■ Passage extrait ■
Dans le cas d'un individu altruiste, le problème ne se pose
pas.
Dans tous les cas il est possible d'avoir un retour. Mais si je ne
veux pas être déçu, il vaut mieux que je n'évalue
pas celui-ci : ni sa probabilité, ni son ampleur, ni sa nature.
Si mon bonheur dépend de celui des autres, il vaut mieux que je rende le maximum de gens heureux. Cela évitera d'ailleurs que je ne m'occupe que de quelques personnes qui ne le mériteraient pas...
Évidemment, peu de gens ont la possibilité d'améliorer
sensiblement la condition de l'humanité. Quelques dirigeants peut-être,
quelques philosophes (suivez mon regard)... Citons aussi les inventeurs,
les artistes, les dignitaires religieux ou les organisateurs de révolutions
(à condition que celles-ci soient positives et non destructrices)...
Cependant chacun participe à l'édifice, et tel membre
d'une association de quartier, tel gardien d'immeuble, tel employé
peut avoir une influence positive sur de nombreuses personnes autour de
lui.
D'ailleurs la petite association peut grandir, inciter à la
création d'autres organisations similaires et avoir une influence
sur tout le pays, voire plusieurs pays !
En fait, par l'intermédiaire des médias, chacun de nous
pourrait avoir un peu la parole et faire partager ses " bonnes idées
" aux autres. Je pense aux courriers des lecteurs dans les journaux, aux
libres antennes à la radio ou la télé, ou même
à la possibilité de diffuser son point de vue au monde entier
sur internet.
Les partis politiques démocratiques ont évidemment un
rôle à jouer. Personne ne peut dire si les gens sont heureux,
à part les gens eux-mêmes. C'est le principe des élections
et des référendums : seul le peuple peut exprimer son rejet
ou son contentement. On peut donc promouvoir la démocratie directe
(élections plus fréquentes et référendums d'initiative
populaires) en utilisant par exemple les techniques modernes de l'informatique
(Internet, Minitel ) du téléphone (serveurs vocaux) du courrier
(centres de lecture optique) ou plus classiquement des urnes.
En matière d'économie on peut lutter contre la concentration
des capitaux : depuis des années, un peu partout dans le monde,
une minorité de riches augmente sa fortune alors qu'une majorité
voit son niveau de vie stagner ou diminuer. De même, une minorité
de grandes entreprises rachètent ou poussent à la faillite
les plus petites, aboutissant à des monopoles ou des quasi monopoles.

■ Court exercice A ■
Reprenez le texte sur l'altruisme en commençant à « Dans le cas » et en terminant à « le mériteraient pas... », et remplacez « bonheur » par « épanouissement ».
■ Court exercice B ■
Poursuivez la rédaction du texte sur l'altruisme à partir de sa dernière phrase.
Le listing provient d'une autre source que ce passage.

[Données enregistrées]
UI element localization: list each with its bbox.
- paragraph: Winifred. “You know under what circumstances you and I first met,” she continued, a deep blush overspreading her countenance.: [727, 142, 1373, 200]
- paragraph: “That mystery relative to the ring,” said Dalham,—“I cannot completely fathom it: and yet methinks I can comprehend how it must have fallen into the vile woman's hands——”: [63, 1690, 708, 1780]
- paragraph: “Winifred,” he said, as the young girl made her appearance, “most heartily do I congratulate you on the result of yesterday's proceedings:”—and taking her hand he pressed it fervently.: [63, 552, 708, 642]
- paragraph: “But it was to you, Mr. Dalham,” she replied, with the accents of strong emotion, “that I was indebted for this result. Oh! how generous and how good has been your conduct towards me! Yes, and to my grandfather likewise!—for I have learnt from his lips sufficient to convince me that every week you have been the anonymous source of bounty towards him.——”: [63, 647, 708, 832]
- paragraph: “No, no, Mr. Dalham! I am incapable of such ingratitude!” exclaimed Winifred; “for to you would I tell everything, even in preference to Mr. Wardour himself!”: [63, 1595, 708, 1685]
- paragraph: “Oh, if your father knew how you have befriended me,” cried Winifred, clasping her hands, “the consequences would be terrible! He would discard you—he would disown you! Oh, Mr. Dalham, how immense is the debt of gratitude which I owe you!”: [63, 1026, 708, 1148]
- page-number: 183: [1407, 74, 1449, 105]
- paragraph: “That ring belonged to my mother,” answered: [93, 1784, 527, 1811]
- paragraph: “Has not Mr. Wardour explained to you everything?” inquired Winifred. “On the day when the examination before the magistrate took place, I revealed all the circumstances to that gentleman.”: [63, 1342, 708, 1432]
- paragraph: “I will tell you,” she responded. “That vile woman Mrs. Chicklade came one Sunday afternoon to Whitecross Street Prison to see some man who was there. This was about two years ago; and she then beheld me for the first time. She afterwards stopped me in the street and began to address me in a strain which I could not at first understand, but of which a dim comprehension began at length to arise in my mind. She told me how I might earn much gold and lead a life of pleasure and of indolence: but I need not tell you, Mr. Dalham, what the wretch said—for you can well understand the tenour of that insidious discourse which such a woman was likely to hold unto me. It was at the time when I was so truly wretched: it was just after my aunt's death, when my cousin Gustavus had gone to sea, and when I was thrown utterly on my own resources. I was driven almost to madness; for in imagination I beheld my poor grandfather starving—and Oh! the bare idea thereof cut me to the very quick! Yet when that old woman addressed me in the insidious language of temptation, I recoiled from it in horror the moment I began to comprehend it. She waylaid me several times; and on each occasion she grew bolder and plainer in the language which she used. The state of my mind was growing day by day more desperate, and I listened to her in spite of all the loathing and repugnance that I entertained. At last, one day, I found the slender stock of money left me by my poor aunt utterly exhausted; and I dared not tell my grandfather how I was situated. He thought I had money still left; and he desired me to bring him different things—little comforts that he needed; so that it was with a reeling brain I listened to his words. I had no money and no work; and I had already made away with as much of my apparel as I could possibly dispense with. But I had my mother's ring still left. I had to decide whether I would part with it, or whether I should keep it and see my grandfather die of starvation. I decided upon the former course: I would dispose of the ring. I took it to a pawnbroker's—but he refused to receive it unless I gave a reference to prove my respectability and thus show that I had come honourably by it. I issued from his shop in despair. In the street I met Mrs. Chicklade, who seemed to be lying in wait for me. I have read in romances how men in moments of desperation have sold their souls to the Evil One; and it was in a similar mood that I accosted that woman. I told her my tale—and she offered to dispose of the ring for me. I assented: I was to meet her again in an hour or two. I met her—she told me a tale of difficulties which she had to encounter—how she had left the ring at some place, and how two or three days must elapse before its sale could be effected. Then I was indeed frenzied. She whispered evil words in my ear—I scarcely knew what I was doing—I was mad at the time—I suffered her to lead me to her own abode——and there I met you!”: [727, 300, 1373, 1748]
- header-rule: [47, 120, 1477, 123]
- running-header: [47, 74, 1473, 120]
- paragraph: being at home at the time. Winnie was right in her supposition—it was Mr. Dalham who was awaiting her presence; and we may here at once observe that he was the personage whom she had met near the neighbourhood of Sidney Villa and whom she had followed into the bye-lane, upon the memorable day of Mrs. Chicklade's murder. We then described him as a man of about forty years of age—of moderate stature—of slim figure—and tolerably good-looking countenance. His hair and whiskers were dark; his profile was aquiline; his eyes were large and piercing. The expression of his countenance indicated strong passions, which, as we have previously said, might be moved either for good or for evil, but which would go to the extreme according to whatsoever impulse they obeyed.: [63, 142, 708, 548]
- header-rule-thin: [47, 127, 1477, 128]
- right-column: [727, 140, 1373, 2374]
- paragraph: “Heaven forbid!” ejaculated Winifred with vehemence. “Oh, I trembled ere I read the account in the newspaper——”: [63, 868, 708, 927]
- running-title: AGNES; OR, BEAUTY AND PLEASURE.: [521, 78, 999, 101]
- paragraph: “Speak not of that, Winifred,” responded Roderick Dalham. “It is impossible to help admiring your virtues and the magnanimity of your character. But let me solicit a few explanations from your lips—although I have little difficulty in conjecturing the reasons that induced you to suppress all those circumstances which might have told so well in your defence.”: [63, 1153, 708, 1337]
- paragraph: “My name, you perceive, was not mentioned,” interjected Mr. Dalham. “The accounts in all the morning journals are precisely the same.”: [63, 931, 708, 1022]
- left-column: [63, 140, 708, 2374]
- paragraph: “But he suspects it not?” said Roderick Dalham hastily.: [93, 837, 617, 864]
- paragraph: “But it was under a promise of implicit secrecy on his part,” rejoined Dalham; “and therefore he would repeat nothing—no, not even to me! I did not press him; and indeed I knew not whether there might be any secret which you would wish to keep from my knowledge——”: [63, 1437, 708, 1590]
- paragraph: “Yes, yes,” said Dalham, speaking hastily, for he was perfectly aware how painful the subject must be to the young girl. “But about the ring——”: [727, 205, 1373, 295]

■ Résultat obtenu A ■
Dans le cas d'un individu altruiste, le problème ne se pose
pas.
Dans tous les cas il est possible d'avoir un retour. Mais si je ne
veux pas être déçu, il vaut mieux que je n'évalue
pas celui-ci : ni sa probabilité, ni son ampleur, ni sa nature.
Si mon épanouissement dépend de celui des autres, il vaut mieux que je rende le maximum de gens heureux. Cela évitera d'ailleurs que je ne m'occupe que de quelques personnes qui ne le mériteraient pas...

■ Résultat obtenu B ■
Rappelons la raison des lois antitrust : en cas de monopole une entreprise
peut augmenter ses prix comme elle veut, diminuer la qualité de
ses produits et enfin imposer à ses employés des salaires
et des conditions de travail déplorables.
On peut même promouvoir des entreprises vraiment citoyennes dans
lesquelles la majeure partie des décisions seraient prises démocratiquement.
(les syndicats et les coopératives pourraient montrer le chemin...)
etc... etc...
Si on est croyant, quelque soit la religion, on est forcément
préoccupé par le bonheur des autres. Je ne citerais que les
religions chrétiennes, les plus répandues en France :
" Le secret est de rendre les autres heureux " " Il ne faut pas faire
aux autres ce qu'on aimerait pas qu'ils nous fassent, c'est la chose la
plus importante "
" " il faut aider les pauvres " " pardonner à ceux qui
nous ont offensé "
(ne pas nuire plus qu'il est nécessaire pour se protéger)
etc...
De fait, il est logique que notre créateur veuille notre bonheur ! Et si il a doté l'homme de la faculté d'éprouver du bonheur et du malheur, c'est sûrement pour que sa créature tienne compte de cette sensation et s'oriente vers les actions qui le rendent heureux.
Si on est athée, on en a pas moins de l'imagination !
On a vu précédemment qu'un bon moyen d'être heureux
était de se préoccuper du bonheur de l'humanité. Mais
pour nos actions de tous les jours cela semble bien abstrait... Pourtant
si on imagine l'ensemble des êtres humains comme une seule et même
personne, comme un Dieu en quelque sorte, il est parfois plus facile de
voir quels sont nos actes que l'humanité jugerait bons et quels
sont ceux qu'elle jugerait mauvais. " Dieu nous voit !" disent les croyants.
De la même manière, un athée a le droit d'imaginer
qu'un Dieu Humanité le regarde et le juge, si cela lui facilite
ses choix .
Il ne nous reste donc plus qu'à agir concrètement pour
le bien de l'humanité. Le paragraphe VII fournit quelques domaines
d'action. Mais peut-on améliorer notre manière d'agir ?
Je crois utile de mentionner par quelle méthode je suis arrivé
aux idées des paragraphes précédents. Il s'agit de
la méthode scientifique ! Il peut sembler pompeux d'employer ce
terme alors que je n'ai pas de diplôme de Docteur en Bonheur de l'Université,
pourtant je crois que cette méthode est utile dans bien des domaines,
y compris ceux touchant au sens de notre existence.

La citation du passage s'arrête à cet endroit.